→ Work to do
a) In the tire pressures thread, what maximum pressure does the opening post give for the stock tires?
b) In the tire pressures thread, why did Xcommuter settle on 35 psi all around?
c) Quote the tire pressures thread from "## RiceEater (Jun" to "or highway driving.".

→ Source excerpt
--- Start ---

# tire pressures



## PhantomGTO (Dec 8, 2004)

What tire pressures do you guys use in your stock tires on the street? I know that the max pressure is 44 psi, but it's not recommended to use the max psi.


----------



## sboylan (Nov 14, 2004)

PhantomGTO said:


> What tire pressures do you guys use in your stock tires on the street? I know that the max pressure is 44 psi, but it's not recommended to use the max psi.



38 all around, 110 mile roundtrip all highway.


----------



## Xcommuter (Jun 30, 2005)

I have tryed 35 / 34 / 33 / 32 around each for a week on my extreme commutes. The lower pressures were great for cornering but the ride was progressively less forgiving on eatup roads. With gas price pressure and more high speed driving than stop/go I have gone with 35 around.


----------



## silvergoat05 (Jun 15, 2005)

40 lbs.


----------



## sodapop (Jun 19, 2005)

door jam says 30


----------



## RiceEater (Jun 21, 2005)

Yeah, for optimal all around driving, the goat is recommended to be set at 30 psi... but you just need to consider whether you'll be doing more city or highway driving.


----------



## PhantomGTO (Dec 8, 2004)

sodapop said:


> door jam says 30



my says 35....hmmm, maybe the '05's are different?


----------



## 04gtolover (Feb 10, 2005)

I would run at 32 its a nice medium for our cars. :cheers


----------



## westell (Oct 4, 2004)

18 on the rear D/R's to get hooked  32 for driving around town :cheers


----------

--- End ---

→ Material

--- Start ---

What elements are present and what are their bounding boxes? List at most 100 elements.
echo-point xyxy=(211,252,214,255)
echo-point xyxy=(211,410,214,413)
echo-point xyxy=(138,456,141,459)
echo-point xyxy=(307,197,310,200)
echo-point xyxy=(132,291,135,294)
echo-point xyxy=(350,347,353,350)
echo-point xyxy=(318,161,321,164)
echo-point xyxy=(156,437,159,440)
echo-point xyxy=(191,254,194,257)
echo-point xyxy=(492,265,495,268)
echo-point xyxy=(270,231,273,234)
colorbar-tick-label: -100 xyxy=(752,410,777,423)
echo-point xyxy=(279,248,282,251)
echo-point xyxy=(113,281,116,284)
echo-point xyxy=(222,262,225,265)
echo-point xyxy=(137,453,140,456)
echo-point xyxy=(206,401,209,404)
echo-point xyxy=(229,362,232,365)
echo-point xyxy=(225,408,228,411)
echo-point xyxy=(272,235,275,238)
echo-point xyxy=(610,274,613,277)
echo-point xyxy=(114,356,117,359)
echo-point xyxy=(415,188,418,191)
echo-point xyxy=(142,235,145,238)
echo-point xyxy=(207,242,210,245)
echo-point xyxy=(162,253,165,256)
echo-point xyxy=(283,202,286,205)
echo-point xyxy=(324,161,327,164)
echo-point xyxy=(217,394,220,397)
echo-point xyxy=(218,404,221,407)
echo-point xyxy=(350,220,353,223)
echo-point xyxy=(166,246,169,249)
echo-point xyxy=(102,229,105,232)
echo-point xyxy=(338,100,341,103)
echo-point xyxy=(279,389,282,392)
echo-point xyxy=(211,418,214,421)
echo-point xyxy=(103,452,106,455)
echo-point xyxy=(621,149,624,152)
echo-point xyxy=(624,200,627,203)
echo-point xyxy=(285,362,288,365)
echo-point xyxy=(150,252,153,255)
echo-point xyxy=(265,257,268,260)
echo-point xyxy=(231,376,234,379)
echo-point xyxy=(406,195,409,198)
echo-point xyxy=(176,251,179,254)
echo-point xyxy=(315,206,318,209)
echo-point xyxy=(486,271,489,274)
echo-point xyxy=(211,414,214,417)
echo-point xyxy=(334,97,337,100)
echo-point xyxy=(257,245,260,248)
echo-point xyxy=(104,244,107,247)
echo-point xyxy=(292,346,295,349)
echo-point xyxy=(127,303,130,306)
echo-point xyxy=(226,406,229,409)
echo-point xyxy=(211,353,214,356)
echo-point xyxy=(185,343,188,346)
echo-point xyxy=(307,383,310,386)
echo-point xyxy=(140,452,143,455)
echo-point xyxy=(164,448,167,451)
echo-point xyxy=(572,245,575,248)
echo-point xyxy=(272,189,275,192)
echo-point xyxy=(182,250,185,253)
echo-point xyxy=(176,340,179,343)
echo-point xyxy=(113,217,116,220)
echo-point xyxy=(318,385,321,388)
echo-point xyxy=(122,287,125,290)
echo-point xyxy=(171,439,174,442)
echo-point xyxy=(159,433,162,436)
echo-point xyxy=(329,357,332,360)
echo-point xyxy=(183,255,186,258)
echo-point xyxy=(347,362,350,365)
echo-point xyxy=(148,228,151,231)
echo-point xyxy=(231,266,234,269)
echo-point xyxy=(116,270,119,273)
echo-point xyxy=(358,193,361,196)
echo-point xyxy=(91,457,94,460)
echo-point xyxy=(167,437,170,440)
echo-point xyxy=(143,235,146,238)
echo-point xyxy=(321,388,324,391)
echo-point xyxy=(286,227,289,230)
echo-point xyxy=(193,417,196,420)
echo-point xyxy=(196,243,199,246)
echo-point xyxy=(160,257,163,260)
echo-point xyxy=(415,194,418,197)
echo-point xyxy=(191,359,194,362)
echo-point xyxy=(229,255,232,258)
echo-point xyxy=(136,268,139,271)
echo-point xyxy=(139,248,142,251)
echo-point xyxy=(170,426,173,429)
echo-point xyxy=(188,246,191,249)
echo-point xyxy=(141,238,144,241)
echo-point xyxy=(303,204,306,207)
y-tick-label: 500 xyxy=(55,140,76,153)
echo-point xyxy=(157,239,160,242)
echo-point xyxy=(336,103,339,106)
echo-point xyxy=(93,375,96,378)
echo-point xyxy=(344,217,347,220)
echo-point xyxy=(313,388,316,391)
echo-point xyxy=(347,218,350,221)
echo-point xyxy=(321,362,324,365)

--- End ---

→ Solutions to the tasks
a) 44 psi.

b) After trying 35, 34, 33 and 32 psi for a week each, Xcommuter found the lower pressures great for cornering but the ride progressively less forgiving on "eatup" roads. Because of gas prices and more high-speed driving than stop-and-go, 35 psi was the choice.

c)
## RiceEater (Jun 21, 2005)

Yeah, for optimal all around driving, the goat is recommended to be set at 30 psi... but you just need to consider whether you'll be doing more city or highway driving.